*Aim*.
Restate all the material verbatim, except for the pictures.

*Provided material*.
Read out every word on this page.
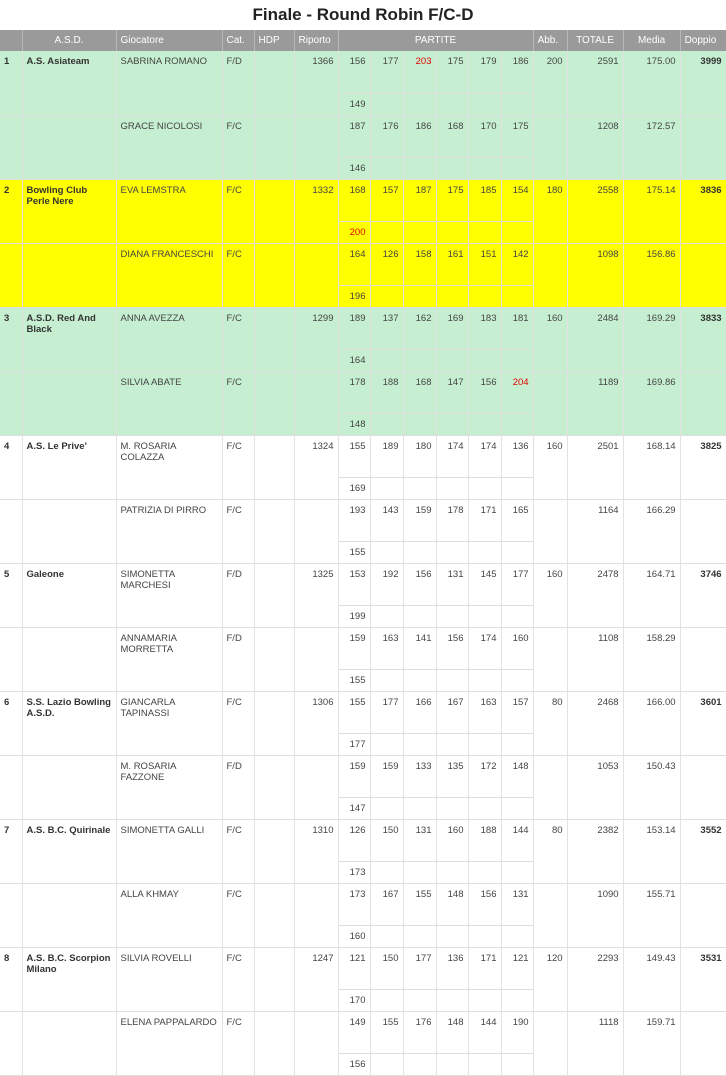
Finale - Round Robin F/C-D
	A.S.D.	Giocatore	Cat.	HDP	Riporto	PARTITE						Abb.	TOTALE	Media	Doppio
1	A.S. Asiateam	SABRINA ROMANO	F/D		1366	156	177	203	175	179	186	200	2591	175.00	3999
						149									
		GRACE NICOLOSI	F/C			187	176	186	168	170	175		1208	172.57	
						146									
2	Bowling Club Perle Nere	EVA LEMSTRA	F/C		1332	168	157	187	175	185	154	180	2558	175.14	3836
						200									
		DIANA FRANCESCHI	F/C			164	126	158	161	151	142		1098	156.86	
						196									
3	A.S.D. Red And Black	ANNA AVEZZA	F/C		1299	189	137	162	169	183	181	160	2484	169.29	3833
						164									
		SILVIA ABATE	F/C			178	188	168	147	156	204		1189	169.86	
						148									
4	A.S. Le Prive'	M. ROSARIA COLAZZA	F/C		1324	155	189	180	174	174	136	160	2501	168.14	3825
						169									
		PATRIZIA DI PIRRO	F/C			193	143	159	178	171	165		1164	166.29	
						155									
5	Galeone	SIMONETTA MARCHESI	F/D		1325	153	192	156	131	145	177	160	2478	164.71	3746
						199									
		ANNAMARIA MORRETTA	F/D			159	163	141	156	174	160		1108	158.29	
						155									
6	S.S. Lazio Bowling A.S.D.	GIANCARLA TAPINASSI	F/C		1306	155	177	166	167	163	157	80	2468	166.00	3601
						177									
		M. ROSARIA FAZZONE	F/D			159	159	133	135	172	148		1053	150.43	
						147									
7	A.S. B.C. Quirinale	SIMONETTA GALLI	F/C		1310	126	150	131	160	188	144	80	2382	153.14	3552
						173									
		ALLA KHMAY	F/C			173	167	155	148	156	131		1090	155.71	
						160									
8	A.S. B.C. Scorpion Milano	SILVIA ROVELLI	F/C		1247	121	150	177	136	171	121	120	2293	149.43	3531
						170									
		ELENA PAPPALARDO	F/C			149	155	176	148	144	190		1118	159.71	
						156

*Finished task*.
Read out every word on this page.
Finale - Round Robin F/C-D
	A.S.D.	Giocatore	Cat.	HDP	Riporto	PARTITE						Abb.	TOTALE	Media	Doppio
1	A.S. Asiateam	SABRINA ROMANO	F/D		1366	156	177	203	175	179	186	200	2591	175.00	3999
						149									
		GRACE NICOLOSI	F/C			187	176	186	168	170	175		1208	172.57	
						146									
2	Bowling Club Perle Nere	EVA LEMSTRA	F/C		1332	168	157	187	175	185	154	180	2558	175.14	3836
						200									
		DIANA FRANCESCHI	F/C			164	126	158	161	151	142		1098	156.86	
						196									
3	A.S.D. Red And Black	ANNA AVEZZA	F/C		1299	189	137	162	169	183	181	160	2484	169.29	3833
						164									
		SILVIA ABATE	F/C			178	188	168	147	156	204		1189	169.86	
						148									
4	A.S. Le Prive'	M. ROSARIA COLAZZA	F/C		1324	155	189	180	174	174	136	160	2501	168.14	3825
						169									
		PATRIZIA DI PIRRO	F/C			193	143	159	178	171	165		1164	166.29	
						155									
5	Galeone	SIMONETTA MARCHESI	F/D		1325	153	192	156	131	145	177	160	2478	164.71	3746
						199									
		ANNAMARIA MORRETTA	F/D			159	163	141	156	174	160		1108	158.29	
						155									
6	S.S. Lazio Bowling A.S.D.	GIANCARLA TAPINASSI	F/C		1306	155	177	166	167	163	157	80	2468	166.00	3601
						177									
		M. ROSARIA FAZZONE	F/D			159	159	133	135	172	148		1053	150.43	
						147									
7	A.S. B.C. Quirinale	SIMONETTA GALLI	F/C		1310	126	150	131	160	188	144	80	2382	153.14	3552
						173									
		ALLA KHMAY	F/C			173	167	155	148	156	131		1090	155.71	
						160									
8	A.S. B.C. Scorpion Milano	SILVIA ROVELLI	F/C		1247	121	150	177	136	171	121	120	2293	149.43	3531
						170									
		ELENA PAPPALARDO	F/C			149	155	176	148	144	190		1118	159.71	
						156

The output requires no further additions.